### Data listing
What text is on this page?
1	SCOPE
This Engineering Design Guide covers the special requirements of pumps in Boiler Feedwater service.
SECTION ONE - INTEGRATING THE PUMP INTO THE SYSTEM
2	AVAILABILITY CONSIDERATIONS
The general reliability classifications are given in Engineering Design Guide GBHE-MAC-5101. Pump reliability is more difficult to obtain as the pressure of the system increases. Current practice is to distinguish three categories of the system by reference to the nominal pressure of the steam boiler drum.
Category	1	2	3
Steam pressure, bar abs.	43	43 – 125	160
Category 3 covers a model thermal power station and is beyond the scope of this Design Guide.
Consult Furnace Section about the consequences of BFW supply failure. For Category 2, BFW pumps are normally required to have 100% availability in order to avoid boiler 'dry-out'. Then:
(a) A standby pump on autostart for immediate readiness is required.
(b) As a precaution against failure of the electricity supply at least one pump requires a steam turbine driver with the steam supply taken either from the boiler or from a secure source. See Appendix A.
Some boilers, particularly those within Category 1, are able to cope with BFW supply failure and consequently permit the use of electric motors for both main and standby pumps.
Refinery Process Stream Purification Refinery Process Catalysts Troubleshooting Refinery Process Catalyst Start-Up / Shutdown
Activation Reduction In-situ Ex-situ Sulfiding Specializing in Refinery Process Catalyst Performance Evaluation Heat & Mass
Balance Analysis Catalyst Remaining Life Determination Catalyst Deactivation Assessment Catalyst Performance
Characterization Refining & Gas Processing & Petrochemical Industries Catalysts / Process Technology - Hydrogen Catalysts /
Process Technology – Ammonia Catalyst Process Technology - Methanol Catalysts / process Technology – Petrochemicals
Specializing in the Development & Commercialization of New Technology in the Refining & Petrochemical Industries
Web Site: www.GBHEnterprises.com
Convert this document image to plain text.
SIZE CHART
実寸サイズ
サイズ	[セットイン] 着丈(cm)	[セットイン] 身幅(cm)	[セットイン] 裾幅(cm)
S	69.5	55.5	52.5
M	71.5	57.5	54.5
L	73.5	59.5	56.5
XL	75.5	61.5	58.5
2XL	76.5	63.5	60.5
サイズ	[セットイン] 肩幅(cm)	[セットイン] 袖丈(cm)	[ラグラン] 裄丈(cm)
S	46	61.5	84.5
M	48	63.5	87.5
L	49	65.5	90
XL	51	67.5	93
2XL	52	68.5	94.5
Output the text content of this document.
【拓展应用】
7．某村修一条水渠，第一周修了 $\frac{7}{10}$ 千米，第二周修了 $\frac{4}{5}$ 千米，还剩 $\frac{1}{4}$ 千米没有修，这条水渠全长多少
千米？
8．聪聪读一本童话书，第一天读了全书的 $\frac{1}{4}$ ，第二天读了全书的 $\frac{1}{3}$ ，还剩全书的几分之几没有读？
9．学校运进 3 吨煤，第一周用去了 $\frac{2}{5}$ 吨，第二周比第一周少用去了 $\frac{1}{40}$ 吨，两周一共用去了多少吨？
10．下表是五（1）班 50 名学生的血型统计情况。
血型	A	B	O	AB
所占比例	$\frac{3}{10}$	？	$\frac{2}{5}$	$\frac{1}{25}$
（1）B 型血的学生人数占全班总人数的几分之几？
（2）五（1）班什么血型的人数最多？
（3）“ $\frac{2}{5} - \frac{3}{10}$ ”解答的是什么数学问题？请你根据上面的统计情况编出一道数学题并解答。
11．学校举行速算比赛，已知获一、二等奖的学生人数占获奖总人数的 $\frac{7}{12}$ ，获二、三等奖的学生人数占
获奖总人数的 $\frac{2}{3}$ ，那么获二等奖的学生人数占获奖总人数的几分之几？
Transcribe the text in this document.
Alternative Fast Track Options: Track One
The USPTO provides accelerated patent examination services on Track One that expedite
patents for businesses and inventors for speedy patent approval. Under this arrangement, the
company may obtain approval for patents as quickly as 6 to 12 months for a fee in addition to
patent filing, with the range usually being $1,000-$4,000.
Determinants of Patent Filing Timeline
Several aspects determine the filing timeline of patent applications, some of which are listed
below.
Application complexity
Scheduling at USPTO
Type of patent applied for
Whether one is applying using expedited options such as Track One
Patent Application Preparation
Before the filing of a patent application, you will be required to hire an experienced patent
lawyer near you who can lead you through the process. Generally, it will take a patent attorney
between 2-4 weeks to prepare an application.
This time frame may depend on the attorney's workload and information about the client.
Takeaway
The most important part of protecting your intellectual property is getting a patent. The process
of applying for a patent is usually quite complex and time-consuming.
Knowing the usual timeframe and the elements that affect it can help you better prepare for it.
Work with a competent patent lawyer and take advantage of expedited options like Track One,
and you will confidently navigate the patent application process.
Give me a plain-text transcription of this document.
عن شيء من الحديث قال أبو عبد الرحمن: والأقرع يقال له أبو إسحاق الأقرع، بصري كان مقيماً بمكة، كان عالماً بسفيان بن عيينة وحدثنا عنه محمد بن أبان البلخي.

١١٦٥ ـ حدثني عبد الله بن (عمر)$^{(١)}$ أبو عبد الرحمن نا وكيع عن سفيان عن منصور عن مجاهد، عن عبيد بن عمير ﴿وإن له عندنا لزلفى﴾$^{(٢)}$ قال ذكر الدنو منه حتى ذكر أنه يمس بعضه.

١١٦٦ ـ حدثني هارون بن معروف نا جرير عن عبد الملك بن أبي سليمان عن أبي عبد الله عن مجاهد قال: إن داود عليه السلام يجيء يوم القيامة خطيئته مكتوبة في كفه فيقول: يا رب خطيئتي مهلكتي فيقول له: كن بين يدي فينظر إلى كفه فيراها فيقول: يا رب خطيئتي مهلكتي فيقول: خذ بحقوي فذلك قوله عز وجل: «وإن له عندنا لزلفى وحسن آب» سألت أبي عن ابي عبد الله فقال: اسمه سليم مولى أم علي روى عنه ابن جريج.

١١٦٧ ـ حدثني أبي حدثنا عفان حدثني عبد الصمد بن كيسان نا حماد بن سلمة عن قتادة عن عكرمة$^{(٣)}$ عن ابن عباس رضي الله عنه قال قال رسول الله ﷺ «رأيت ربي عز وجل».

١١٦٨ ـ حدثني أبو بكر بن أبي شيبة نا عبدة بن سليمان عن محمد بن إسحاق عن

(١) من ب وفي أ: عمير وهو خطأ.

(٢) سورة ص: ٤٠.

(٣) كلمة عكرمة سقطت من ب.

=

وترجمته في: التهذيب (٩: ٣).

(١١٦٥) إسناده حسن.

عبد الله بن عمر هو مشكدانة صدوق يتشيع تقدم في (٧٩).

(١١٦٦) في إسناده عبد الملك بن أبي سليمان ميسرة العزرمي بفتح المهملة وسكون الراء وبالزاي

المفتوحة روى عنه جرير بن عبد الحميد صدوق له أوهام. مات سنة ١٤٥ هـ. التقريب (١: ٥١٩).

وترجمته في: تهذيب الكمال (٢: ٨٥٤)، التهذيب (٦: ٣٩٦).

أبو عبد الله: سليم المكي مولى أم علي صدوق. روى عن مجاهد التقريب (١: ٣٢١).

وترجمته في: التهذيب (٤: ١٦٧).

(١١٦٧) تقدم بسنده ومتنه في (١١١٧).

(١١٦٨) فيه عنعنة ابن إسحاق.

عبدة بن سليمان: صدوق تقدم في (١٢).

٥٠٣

### Job
Whichever lines contain the string "lawyer", select and copy them.

### Result
lawyer near you who can lead you through the process. Generally, it will take a patent attorney
Work with a competent patent lawyer and take advantage of expedited options like Track One,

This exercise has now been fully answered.